(What this task involves):
Of the lines below, how many hold the string "history"? Give only the number.

(Supplied entries):
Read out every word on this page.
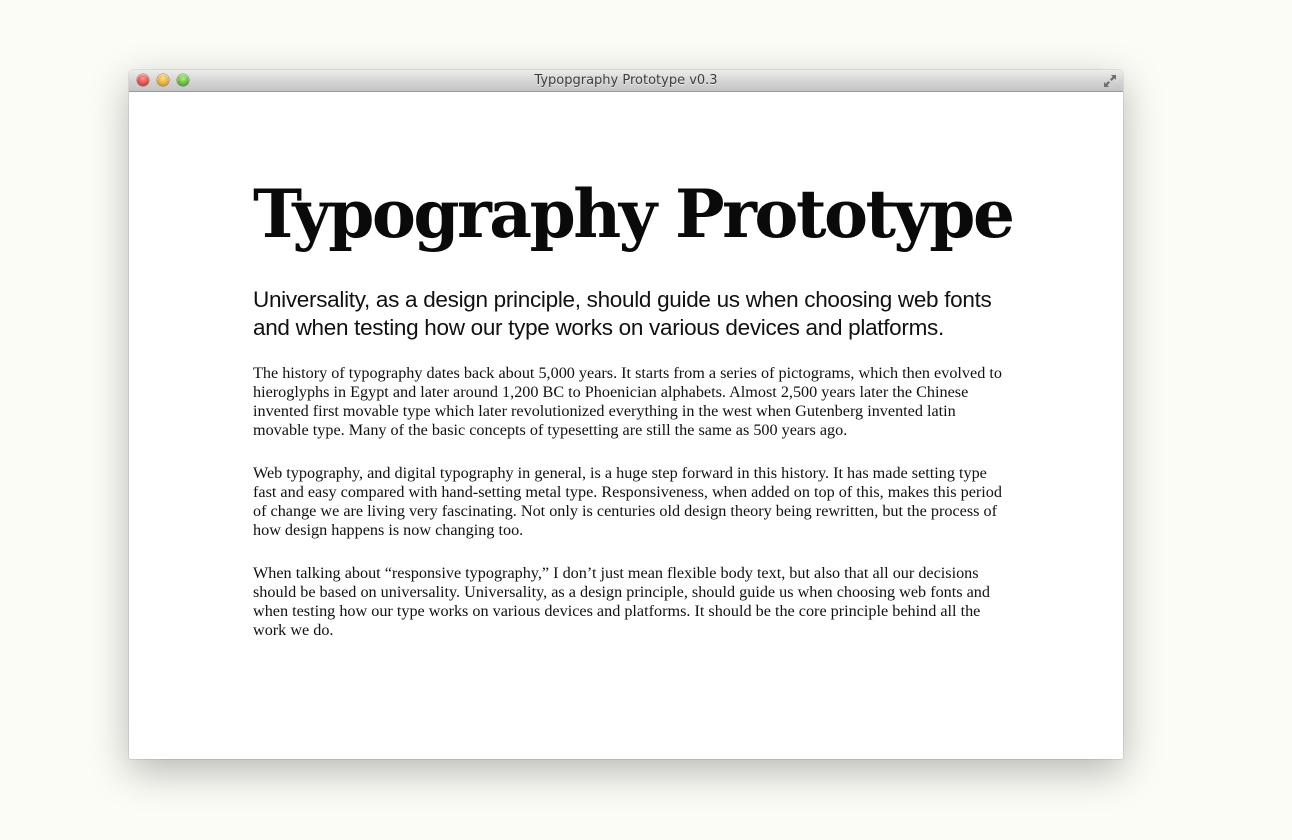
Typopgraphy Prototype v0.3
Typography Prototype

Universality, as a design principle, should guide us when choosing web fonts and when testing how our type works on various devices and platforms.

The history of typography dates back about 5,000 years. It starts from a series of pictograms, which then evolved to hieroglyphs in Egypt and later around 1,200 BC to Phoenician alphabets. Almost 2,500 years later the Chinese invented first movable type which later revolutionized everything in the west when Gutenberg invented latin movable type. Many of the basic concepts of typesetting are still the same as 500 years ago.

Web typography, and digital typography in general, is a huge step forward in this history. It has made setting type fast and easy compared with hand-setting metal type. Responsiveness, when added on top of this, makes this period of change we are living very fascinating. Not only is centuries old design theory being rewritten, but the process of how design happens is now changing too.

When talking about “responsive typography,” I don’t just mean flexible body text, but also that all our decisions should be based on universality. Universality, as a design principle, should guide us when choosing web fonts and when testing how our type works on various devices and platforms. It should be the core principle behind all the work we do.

...

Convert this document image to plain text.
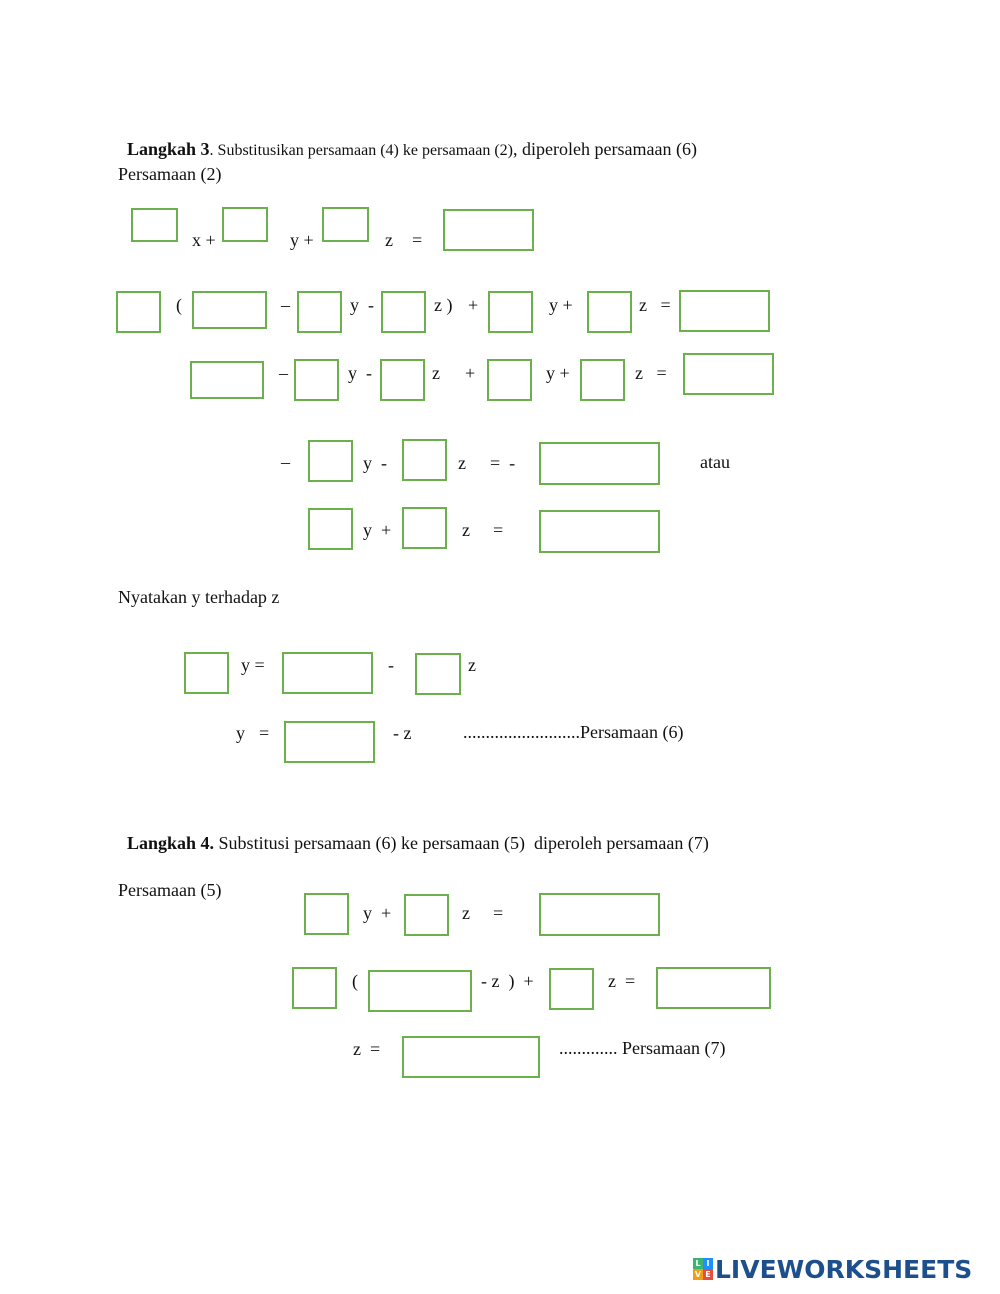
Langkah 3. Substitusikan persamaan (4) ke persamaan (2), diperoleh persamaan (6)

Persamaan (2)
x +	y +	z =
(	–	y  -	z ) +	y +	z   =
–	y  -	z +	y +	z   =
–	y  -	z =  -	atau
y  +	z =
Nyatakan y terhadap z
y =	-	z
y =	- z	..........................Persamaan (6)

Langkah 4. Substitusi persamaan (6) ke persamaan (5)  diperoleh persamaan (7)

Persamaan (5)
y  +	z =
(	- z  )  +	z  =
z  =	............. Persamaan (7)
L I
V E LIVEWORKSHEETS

(Result of this task):
2